#### Text
+ + + + +

Description: Urban environmental education includes any learning practices that foster individual and community well-being and environmental quality in cities. Similar to how cities are innovation hubs, urban environmental education generates novel educational approaches that advance the field of environmental education more broadly. Urban environmental educators and their programs can benefit by adapting ideas from inspirational examples of other urban environmental education programs, and from recent research in this field. In this course, you will learn about UEE, including: (1) urban contexts; (2) theoretical underpinnings, (3) educational settings, (4) participants, and (5) educational approaches in urban environmental education. The course, offered by the Cornell University’s Civic Ecology Lab (https://civicecology.org), is based on cutting-edge ideas from the “Urban Environmental Education Review” book (http://tinyurl.com/UEERbook).

Course Facilitators:

Course Dates: April 10—May 21, 2017 (6 weeks). Take two additional weeks after May 21st to work on a course project and receive an additional certificate. The course requires 4 hours of work per week.

Participants: Participants with any level of experience and from any countries are welcome. The course is designed for current and aspiring environmental educators, university students, urban planners, and other professionals interested in environmental education, community and youth development, nonformal education, environmental justice, environmental governance and planning, and sustainable cities.

Goal: To help participants improve their knowledge of urban environmental education, and their educational programs.

Educational approach: In this course, three ideas inform our teaching philosophy. (1) Learning is social: we learn effectively within the social context, by exchanging our perspectives, and by constructing knowledge collectively. This course provides rich opportunities for networking and peer-to-peer learning. We encourage networking among course participants, learning from each other, and communication with course instructors. (2) Learning objectives reflect various levels of learning according to Bloom’s taxonomy, including: remembering, understanding, applying, analyzing, evaluating, and creating information about urban environmental education. We include materials and assignments that help you reflect on your own learning goals, generate new ideas, and critically explore research-based and practice-based ideas. In addition, the course offers a variety of learning materials to choose from and to meet your needs and interests. This course gives participants much freedom in choosing their assignments, which will prepare them to fulfill the final assignment. (3) Participants will benefit from the course by progressively working on their course projects, by applying what they learn from the course to their practice in current or future urban environmental education programs.

+ + + + +

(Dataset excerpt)

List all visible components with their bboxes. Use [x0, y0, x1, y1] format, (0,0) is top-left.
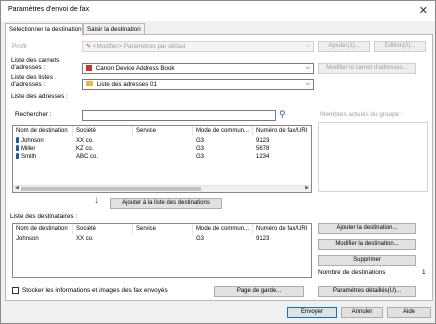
address-list-select[interactable]: Liste des adresses 01 ⌵	[82, 79, 314, 90]
person-icon	[16, 137, 19, 143]
column-header[interactable]: Service	[133, 224, 193, 234]
address-list-select-value: Liste des adresses 01	[96, 81, 157, 88]
row-company: XX co.	[76, 236, 94, 242]
address-book-icon	[86, 65, 92, 71]
group-members-list	[318, 122, 428, 192]
horizontal-scrollbar[interactable]: ◀ ▶	[13, 185, 311, 192]
column-header[interactable]: Numéro de fax/URI	[253, 126, 311, 136]
cancel-button[interactable]: Annuler	[341, 307, 383, 318]
chevron-down-icon: ⌵	[305, 81, 310, 87]
cover-page-button[interactable]: Page de garde...	[214, 286, 304, 297]
search-input[interactable]	[82, 110, 276, 121]
table-row[interactable]: Smith ABC co. G3 1234	[13, 153, 311, 161]
row-number: 9123	[256, 236, 270, 242]
profile-edit-button[interactable]: Édition(2)...	[374, 41, 426, 52]
addresses-label: Liste des adresses :	[11, 93, 68, 100]
tab-select-destination[interactable]: Sélectionner la destination	[5, 23, 83, 36]
column-header[interactable]: Mode de commun...	[193, 126, 253, 136]
tab-panel: Profil ✎ <Modifier> Paramètres par défau…	[5, 34, 433, 301]
row-name: Smith	[21, 154, 37, 160]
scroll-right-icon[interactable]: ▶	[305, 185, 309, 191]
table-row[interactable]: Johnson XX co. G3 9123	[13, 137, 311, 145]
title-bar: Paramètres d'envoi de fax ✕	[1, 1, 435, 21]
search-label: Rechercher :	[15, 111, 52, 118]
table-row[interactable]: Johnson XX co. G3 9123	[13, 235, 311, 243]
send-button[interactable]: Envoyer	[287, 307, 337, 318]
add-destination-button[interactable]: Ajouter la destination...	[318, 223, 416, 234]
search-icon[interactable]: ⚲	[279, 109, 286, 120]
column-header[interactable]: Service	[133, 126, 193, 136]
address-table[interactable]: Nom de destination Société Service Mode …	[12, 125, 312, 193]
recipients-table[interactable]: Nom de destination Société Service Mode …	[12, 223, 312, 278]
add-to-destination-list-button[interactable]: Ajouter à la liste des destinations	[110, 198, 222, 209]
profile-add-button[interactable]: Ajouter(1)...	[318, 41, 370, 52]
person-icon	[16, 145, 19, 151]
address-book-label: Liste des carnets d'adresses :	[11, 57, 60, 71]
person-icon	[16, 153, 19, 159]
delete-button[interactable]: Supprimer	[318, 255, 416, 266]
window-title: Paramètres d'envoi de fax	[8, 6, 90, 13]
profile-select-value: <Modifier> Paramètres par défaut	[92, 43, 186, 50]
row-mode: G3	[196, 138, 205, 144]
row-name: Johnson	[16, 236, 39, 242]
column-header[interactable]: Numéro de fax/URI	[253, 224, 311, 234]
address-book-select-value: Canon Device Address Book	[95, 65, 175, 72]
group-members-label: Membres actuels du groupe :	[320, 111, 403, 118]
row-number: 5678	[256, 146, 270, 152]
scrollbar-thumb[interactable]	[21, 187, 201, 191]
column-header[interactable]: Nom de destination	[13, 126, 73, 136]
fax-settings-dialog: Paramètres d'envoi de fax ✕ Sélectionner…	[0, 0, 436, 324]
row-number: 9123	[256, 138, 270, 144]
help-button[interactable]: Aide	[387, 307, 431, 318]
chevron-down-icon: ⌵	[305, 43, 310, 49]
column-header[interactable]: Société	[73, 224, 133, 234]
destination-count-value: 1	[422, 269, 426, 276]
row-number: 1234	[256, 154, 270, 160]
pencil-icon: ✎	[86, 43, 92, 50]
column-header[interactable]: Mode de commun...	[193, 224, 253, 234]
row-company: XX co.	[76, 138, 94, 144]
row-company: KZ co.	[76, 146, 94, 152]
arrow-down-icon: ↓	[94, 195, 99, 206]
store-fax-label: Stocker les informations et images des f…	[22, 287, 168, 294]
column-header[interactable]: Société	[73, 126, 133, 136]
scroll-left-icon[interactable]: ◀	[15, 185, 19, 191]
row-name: Johnson	[21, 138, 44, 144]
destination-count-label: Nombre de destinations	[318, 269, 386, 276]
address-book-select[interactable]: Canon Device Address Book ⌵	[82, 63, 314, 74]
profile-select[interactable]: ✎ <Modifier> Paramètres par défaut ⌵	[82, 41, 314, 52]
row-company: ABC co.	[76, 154, 99, 160]
row-mode: G3	[196, 154, 205, 160]
folder-icon	[86, 81, 93, 86]
chevron-down-icon: ⌵	[305, 65, 310, 71]
row-mode: G3	[196, 236, 205, 242]
table-row[interactable]: Miller KZ co. G3 5678	[13, 145, 311, 153]
column-header[interactable]: Nom de destination	[13, 224, 73, 234]
address-lists-label: Liste des listes d'adresses :	[11, 74, 53, 88]
profile-label: Profil	[12, 43, 27, 50]
row-mode: G3	[196, 146, 205, 152]
store-fax-checkbox[interactable]	[12, 287, 19, 294]
modify-address-book-button[interactable]: Modifier le carnet d'adresses...	[318, 63, 416, 74]
modify-destination-button[interactable]: Modifier la destination...	[318, 239, 416, 250]
detailed-settings-button[interactable]: Paramètres détaillés(U)...	[318, 286, 416, 297]
close-icon[interactable]: ✕	[419, 4, 428, 17]
recipients-label: Liste des destinataires :	[10, 213, 78, 220]
row-name: Miller	[21, 146, 36, 152]
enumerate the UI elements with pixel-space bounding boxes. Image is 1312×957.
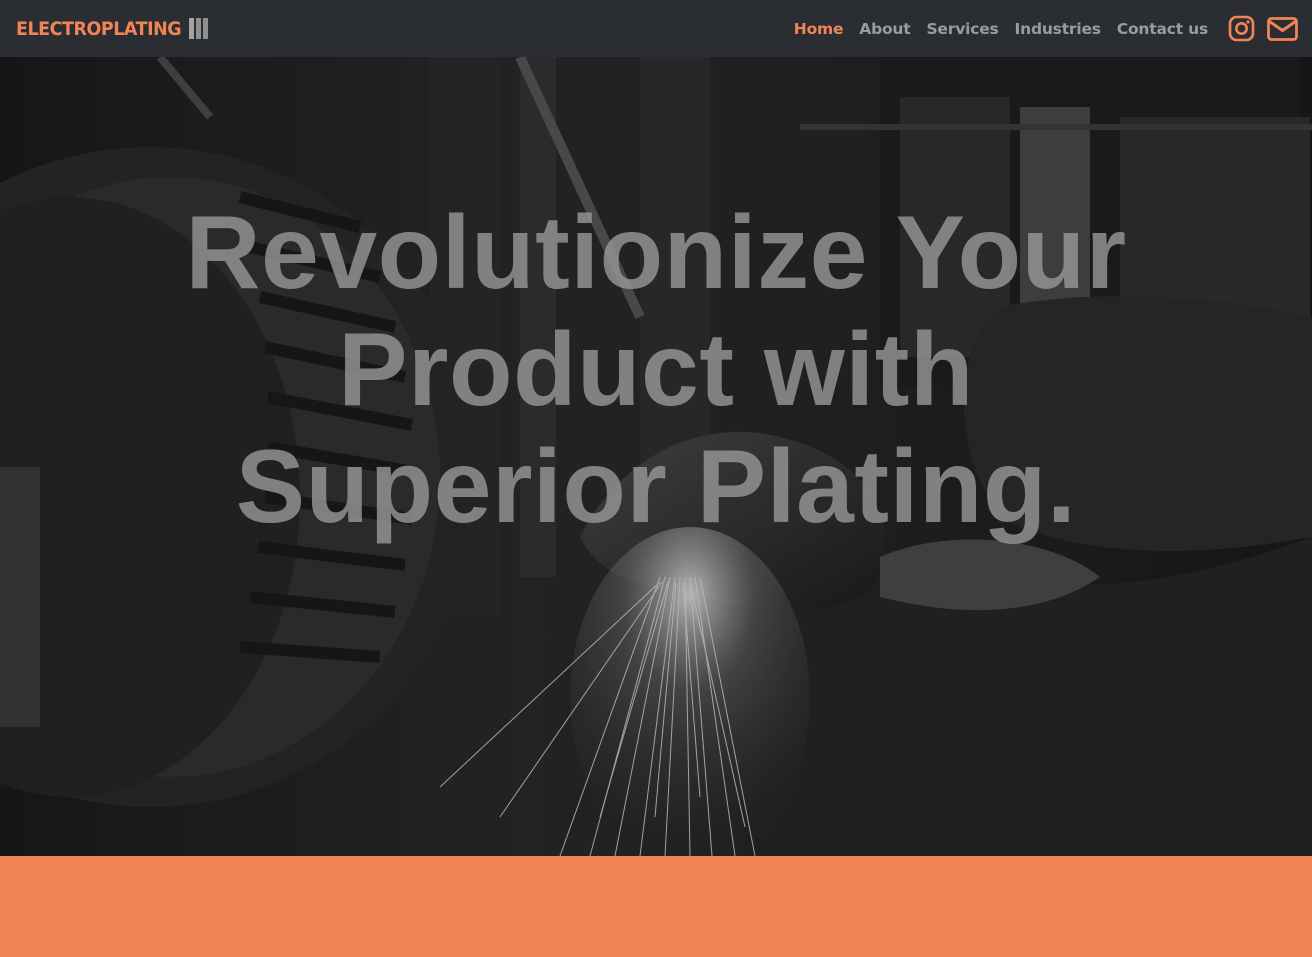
accent-band	[0, 856, 1312, 957]
brand-name: ELECTROPLATING	[16, 17, 182, 40]
nav-item-industries[interactable]: Industries	[1007, 20, 1109, 38]
top-navbar: ELECTROPLATING Home About Services Indus…	[0, 0, 1312, 57]
envelope-icon	[1267, 16, 1298, 41]
instagram-icon	[1228, 15, 1255, 42]
brand-bars-icon	[188, 18, 208, 39]
instagram-link[interactable]	[1228, 14, 1255, 44]
hero-headline-line-1: Revolutionize Your	[185, 195, 1127, 311]
hero-section: Revolutionize Your Product with Superior…	[0, 57, 1312, 856]
email-link[interactable]	[1267, 14, 1298, 44]
hero-headline-line-2: Product with	[338, 312, 974, 428]
nav-item-services[interactable]: Services	[918, 20, 1006, 38]
brand-logo[interactable]: ELECTROPLATING	[16, 18, 208, 40]
nav-item-home[interactable]: Home	[786, 20, 851, 38]
nav-item-about[interactable]: About	[851, 20, 918, 38]
nav-right: Home About Services Industries Contact u…	[786, 14, 1298, 44]
nav-links: Home About Services Industries Contact u…	[786, 20, 1216, 38]
hero-headline-line-3: Superior Plating.	[235, 429, 1077, 545]
social-links	[1228, 14, 1298, 44]
nav-item-contact[interactable]: Contact us	[1109, 20, 1216, 38]
hero-headline: Revolutionize Your Product with Superior…	[0, 195, 1312, 546]
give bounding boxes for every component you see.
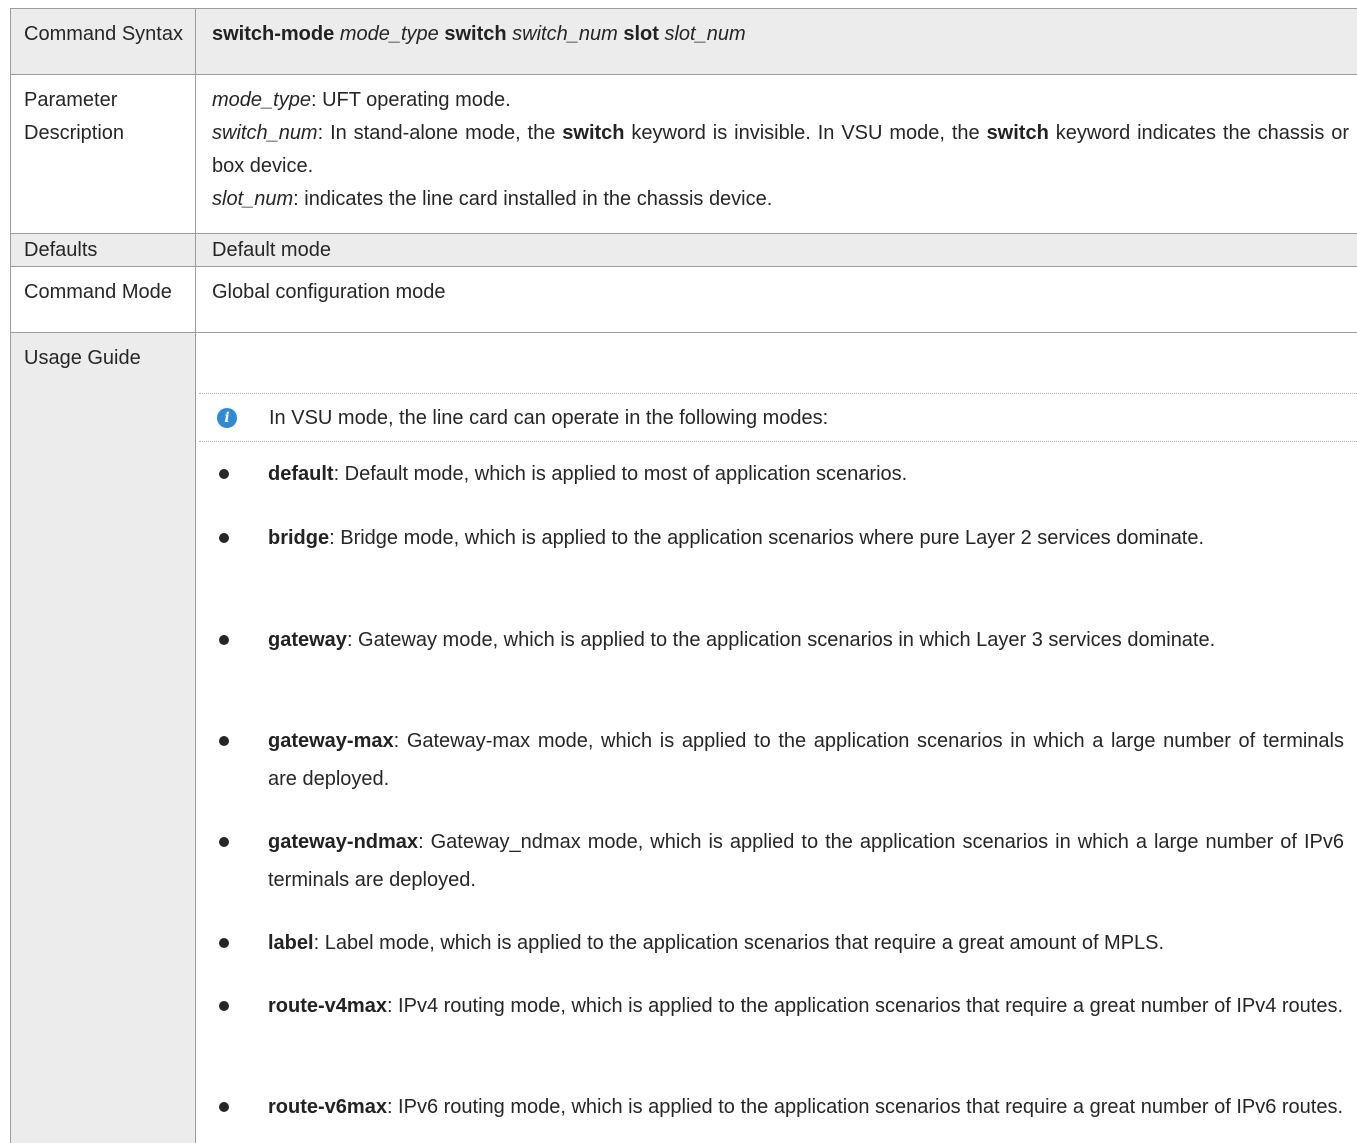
- mode-list-item: gateway: Gateway mode, which is applied …: [199, 621, 1344, 659]
- mode-list-item: gateway-max: Gateway-max mode, which is …: [199, 722, 1344, 798]
- mode-text: bridge: Bridge mode, which is applied to…: [268, 519, 1344, 557]
- bullet-icon: [219, 837, 229, 847]
- mode-list-item: gateway-ndmax: Gateway_ndmax mode, which…: [199, 823, 1344, 899]
- mode-name: bridge: [268, 527, 330, 549]
- param-text: : indicates the line card installed in t…: [293, 188, 773, 210]
- keyword: slot: [623, 23, 659, 45]
- mode-name: route-v6max: [268, 1096, 387, 1118]
- bullet-icon: [219, 1102, 229, 1112]
- mode-text: label: Label mode, which is applied to t…: [268, 924, 1344, 962]
- mode-text: gateway-max: Gateway-max mode, which is …: [268, 722, 1344, 798]
- row-defaults: Defaults Default mode: [10, 233, 1357, 266]
- note-text: In VSU mode, the line card can operate i…: [269, 407, 829, 429]
- param-name: slot_num: [212, 188, 294, 210]
- bullet-icon: [219, 1001, 229, 1011]
- argument: switch_num: [512, 23, 618, 45]
- argument: mode_type: [339, 23, 439, 45]
- command-syntax-value: switch-mode mode_type switch switch_num …: [196, 9, 1357, 74]
- mode-text: gateway-ndmax: Gateway_ndmax mode, which…: [268, 823, 1344, 899]
- mode-desc: : IPv6 routing mode, which is applied to…: [386, 1096, 1344, 1118]
- mode-list-item: bridge: Bridge mode, which is applied to…: [199, 519, 1344, 557]
- row-command-syntax: Command Syntax switch-mode mode_type swi…: [10, 8, 1357, 74]
- keyword: switch: [444, 23, 507, 45]
- row-label: Command Syntax: [10, 9, 196, 74]
- row-label: Parameter Description: [10, 75, 196, 233]
- param-name: switch_num: [212, 122, 318, 144]
- argument: slot_num: [664, 23, 746, 45]
- document-page: { "rows": { "syntax": {"label": "Command…: [0, 0, 1357, 1143]
- bullet-icon: [219, 635, 229, 645]
- param-line: slot_num: indicates the line card instal…: [212, 183, 1357, 216]
- param-line: mode_type: UFT operating mode.: [212, 84, 1357, 117]
- mode-name: default: [268, 463, 334, 485]
- mode-desc: : Default mode, which is applied to most…: [333, 463, 908, 485]
- param-line: switch_num: In stand-alone mode, the swi…: [212, 117, 1357, 183]
- mode-list-item: route-v6max: IPv6 routing mode, which is…: [199, 1088, 1344, 1126]
- mode-desc: : Bridge mode, which is applied to the a…: [329, 527, 1205, 549]
- mode-name: gateway-max: [268, 730, 394, 752]
- mode-text: route-v4max: IPv4 routing mode, which is…: [268, 987, 1344, 1025]
- row-parameter-description: Parameter Description mode_type: UFT ope…: [10, 74, 1357, 233]
- keyword: switch: [562, 122, 625, 144]
- mode-text: gateway: Gateway mode, which is applied …: [268, 621, 1344, 659]
- bullet-icon: [219, 736, 229, 746]
- row-label: Defaults: [10, 234, 196, 266]
- parameter-description-value: mode_type: UFT operating mode. switch_nu…: [196, 75, 1357, 233]
- param-text: : In stand-alone mode, the: [317, 122, 563, 144]
- mode-name: route-v4max: [268, 995, 387, 1017]
- bullet-icon: [219, 469, 229, 479]
- param-name: mode_type: [212, 89, 311, 111]
- command-mode-value: Global configuration mode: [212, 281, 446, 303]
- bullet-icon: [219, 938, 229, 948]
- mode-name: gateway: [268, 629, 347, 651]
- mode-text: default: Default mode, which is applied …: [268, 455, 1344, 493]
- mode-desc: : Gateway_ndmax mode, which is applied t…: [268, 831, 1344, 891]
- row-command-mode: Command Mode Global configuration mode: [10, 266, 1357, 332]
- mode-list-item: route-v4max: IPv4 routing mode, which is…: [199, 987, 1344, 1025]
- mode-desc: : Label mode, which is applied to the ap…: [313, 932, 1165, 954]
- bullet-icon: [219, 533, 229, 543]
- mode-desc: : Gateway-max mode, which is applied to …: [268, 730, 1344, 790]
- info-note: i In VSU mode, the line card can operate…: [199, 393, 1357, 442]
- param-text: : UFT operating mode.: [310, 89, 511, 111]
- row-label: Usage Guide: [10, 333, 196, 1143]
- mode-list-item: label: Label mode, which is applied to t…: [199, 924, 1344, 962]
- mode-desc: : Gateway mode, which is applied to the …: [346, 629, 1216, 651]
- defaults-value: Default mode: [196, 234, 1357, 266]
- mode-name: label: [268, 932, 314, 954]
- command-reference-table: Command Syntax switch-mode mode_type swi…: [10, 8, 1357, 1143]
- mode-text: route-v6max: IPv6 routing mode, which is…: [268, 1088, 1344, 1126]
- mode-name: gateway-ndmax: [268, 831, 419, 853]
- keyword: switch: [986, 122, 1049, 144]
- info-icon: i: [217, 408, 237, 428]
- keyword: switch-mode: [212, 23, 335, 45]
- mode-list-item: default: Default mode, which is applied …: [199, 455, 1344, 493]
- row-label: Command Mode: [10, 267, 196, 332]
- mode-desc: : IPv4 routing mode, which is applied to…: [386, 995, 1344, 1017]
- param-text: keyword is invisible. In VSU mode, the: [624, 122, 987, 144]
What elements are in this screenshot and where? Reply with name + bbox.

+ + + + +

#### Requirements
a - Answer these from the urban environmental education course description:
(i) Which lab offers the course?
(ii) How many hours of work per week does the course require?
(iii) What is the first of the three ideas that inform the teaching philosophy?
b - Carry the urban environmental education course description forward from its final sentence.
Nothing in the lines is needed for this work.

#### Per-task outputs
a -
(i) Cornell University's Civic Ecology Lab
(ii) 4 hours
(iii) Learning is social.

b -
Learning outcomes. In this course, participants will choose their learning goals:

  1. Explore theories, terminology, practices, issues and opportunities that define urban environmental education.
  2. Describe your own program’s settings, goals, and participants.
  3. Outline how you can apply urban environmental education research and practice ideas to your own educational program.
  4. Compare and contrast various educational approaches and settings in urban environmental education.
  5. Learn to critique and evaluate urban environmental education programs and related research.
  6. Produce new or original materials or activities related to urban environmental education.
  7. Expand your network of urban environmental educators.

Cost: $50, which includes free access to 25 textbook chapters.

Also, as part of our commitment to making our online courses available to anyone anywhere, and to creating a rich global online learning community, those without the ability to pay can sign up for free. In addition, we also offer participants a $100 registration fee option to anonymously sponsor a student who is unable to pay. Course participants a $100 registration fee option to anonymously sponsor a student who is unable to pay. Register now!4

Materials included in the course:

  • “Urban Environmental Education Review” book chapters.
  • “Urban Environmental Education Review” videos

Technology: We use the Canvas learning management system. We can also use optional social media (Facebook and WeChat) for networking among participants and ideas exchange.

Assessment:

  1. Required: Contribute to all weekly discussions in Weeks 1-6 to receive a Cornell Achievements Certificate.
  2. Optional: Participate in Weeks 7-8 to create a 1-page lesson plan for your environmental education program and receive an additional  Cornell Expert Certificate.

 

(2) COURSE CONTENTS

Week 1. Introduction

  • Introduction (Alex Kudryavtsev, and Marianne Krasny)
  • Task: Introduce yourself and your environmental education program.

Week 2. Urban Context

  • Advancing Urbanization
  • Sustainable Cities
  • Four Asian Tigers
  • Cities as Opportunities
  • Task: Answer weekly questions on the discussion board. Optional: network via Facebook or WeChat.

Week 3. Theoretical Underpinnings

  • Environmental Justice
  • Sense of Place
  • Climate Change Education
  • Community Assets
  • Environmental Governance
  • Task: Answer weekly questions on the discussion board. Optional: network via Facebook or WeChat.

Week 4. Educational Settings

  • Nonformal Educational Settings
  • Community Environmental Education
  • School Partnerships
  • Sustainable Campuses
  • Task: Answer weekly questions on the discussion board. Optional: network via Facebook or WeChat.

Week 5. Participants

  • Early Childhood
  • Positive Youth Development
  • Adult Education
  • Inclusive Education
  • Task: Answer weekly questions on the discussion board. Optional: network via Facebook or WeChat.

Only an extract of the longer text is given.